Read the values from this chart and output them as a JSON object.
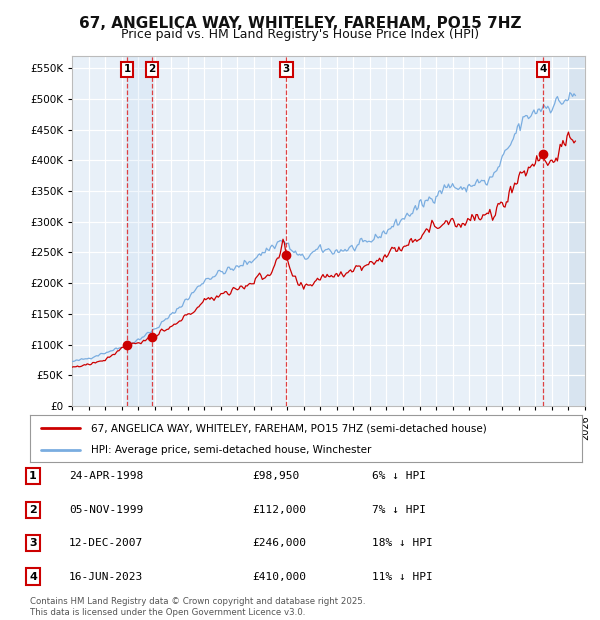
{
  "title": "67, ANGELICA WAY, WHITELEY, FAREHAM, PO15 7HZ",
  "subtitle": "Price paid vs. HM Land Registry's House Price Index (HPI)",
  "ytick_values": [
    0,
    50000,
    100000,
    150000,
    200000,
    250000,
    300000,
    350000,
    400000,
    450000,
    500000,
    550000
  ],
  "xmin": 1995,
  "xmax": 2026,
  "ymin": 0,
  "ymax": 570000,
  "sale_dates": [
    1998.32,
    1999.84,
    2007.95,
    2023.46
  ],
  "sale_prices": [
    98950,
    112000,
    246000,
    410000
  ],
  "sale_labels": [
    "1",
    "2",
    "3",
    "4"
  ],
  "legend_line1": "67, ANGELICA WAY, WHITELEY, FAREHAM, PO15 7HZ (semi-detached house)",
  "legend_line2": "HPI: Average price, semi-detached house, Winchester",
  "table_entries": [
    {
      "num": "1",
      "date": "24-APR-1998",
      "price": "£98,950",
      "hpi": "6% ↓ HPI"
    },
    {
      "num": "2",
      "date": "05-NOV-1999",
      "price": "£112,000",
      "hpi": "7% ↓ HPI"
    },
    {
      "num": "3",
      "date": "12-DEC-2007",
      "price": "£246,000",
      "hpi": "18% ↓ HPI"
    },
    {
      "num": "4",
      "date": "16-JUN-2023",
      "price": "£410,000",
      "hpi": "11% ↓ HPI"
    }
  ],
  "footer": "Contains HM Land Registry data © Crown copyright and database right 2025.\nThis data is licensed under the Open Government Licence v3.0.",
  "red_color": "#cc0000",
  "blue_color": "#7aade0",
  "plot_bg": "#e8f0f8",
  "grid_color": "#ffffff",
  "title_fontsize": 11,
  "subtitle_fontsize": 9
}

**REQUIREMENTS:** All of the material above needs to be restated exactly, with no pictures.

**FULL ANSWER:**
Read the values from this chart and output them as a JSON object.
{
  "title": "67, ANGELICA WAY, WHITELEY, FAREHAM, PO15 7HZ",
  "subtitle": "Price paid vs. HM Land Registry's House Price Index (HPI)",
  "ytick_values": [
    0,
    50000,
    100000,
    150000,
    200000,
    250000,
    300000,
    350000,
    400000,
    450000,
    500000,
    550000
  ],
  "xmin": 1995,
  "xmax": 2026,
  "ymin": 0,
  "ymax": 570000,
  "sale_dates": [
    1998.32,
    1999.84,
    2007.95,
    2023.46
  ],
  "sale_prices": [
    98950,
    112000,
    246000,
    410000
  ],
  "sale_labels": [
    "1",
    "2",
    "3",
    "4"
  ],
  "legend_line1": "67, ANGELICA WAY, WHITELEY, FAREHAM, PO15 7HZ (semi-detached house)",
  "legend_line2": "HPI: Average price, semi-detached house, Winchester",
  "table_entries": [
    {
      "num": "1",
      "date": "24-APR-1998",
      "price": "£98,950",
      "hpi": "6% ↓ HPI"
    },
    {
      "num": "2",
      "date": "05-NOV-1999",
      "price": "£112,000",
      "hpi": "7% ↓ HPI"
    },
    {
      "num": "3",
      "date": "12-DEC-2007",
      "price": "£246,000",
      "hpi": "18% ↓ HPI"
    },
    {
      "num": "4",
      "date": "16-JUN-2023",
      "price": "£410,000",
      "hpi": "11% ↓ HPI"
    }
  ],
  "footer": "Contains HM Land Registry data © Crown copyright and database right 2025.\nThis data is licensed under the Open Government Licence v3.0.",
  "red_color": "#cc0000",
  "blue_color": "#7aade0",
  "plot_bg": "#e8f0f8",
  "grid_color": "#ffffff",
  "title_fontsize": 11,
  "subtitle_fontsize": 9
}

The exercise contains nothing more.